### TASK TO COMPLETE
How many lines in the records below hold the string "label"? Please answer with the number and nothing more.

(Stored data entries)
— Start —

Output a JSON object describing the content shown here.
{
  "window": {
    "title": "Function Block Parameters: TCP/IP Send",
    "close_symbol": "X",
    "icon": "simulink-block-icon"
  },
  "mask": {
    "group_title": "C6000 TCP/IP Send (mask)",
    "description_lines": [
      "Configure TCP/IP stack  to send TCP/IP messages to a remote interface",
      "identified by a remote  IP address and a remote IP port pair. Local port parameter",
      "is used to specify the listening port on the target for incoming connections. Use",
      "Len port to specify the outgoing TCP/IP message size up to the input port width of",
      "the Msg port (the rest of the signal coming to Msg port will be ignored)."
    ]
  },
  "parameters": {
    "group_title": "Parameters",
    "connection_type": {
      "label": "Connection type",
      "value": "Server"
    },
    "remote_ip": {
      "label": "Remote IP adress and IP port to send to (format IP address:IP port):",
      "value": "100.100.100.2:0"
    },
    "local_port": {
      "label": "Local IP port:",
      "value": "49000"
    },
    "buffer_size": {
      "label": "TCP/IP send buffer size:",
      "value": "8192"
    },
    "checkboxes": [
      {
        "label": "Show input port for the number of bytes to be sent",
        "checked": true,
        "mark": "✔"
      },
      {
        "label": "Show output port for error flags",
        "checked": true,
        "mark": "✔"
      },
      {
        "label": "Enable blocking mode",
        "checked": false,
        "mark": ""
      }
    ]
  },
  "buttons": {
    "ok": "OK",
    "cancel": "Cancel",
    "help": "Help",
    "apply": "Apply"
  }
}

— End —

### SOLUTION TO THIS EXERCISE
7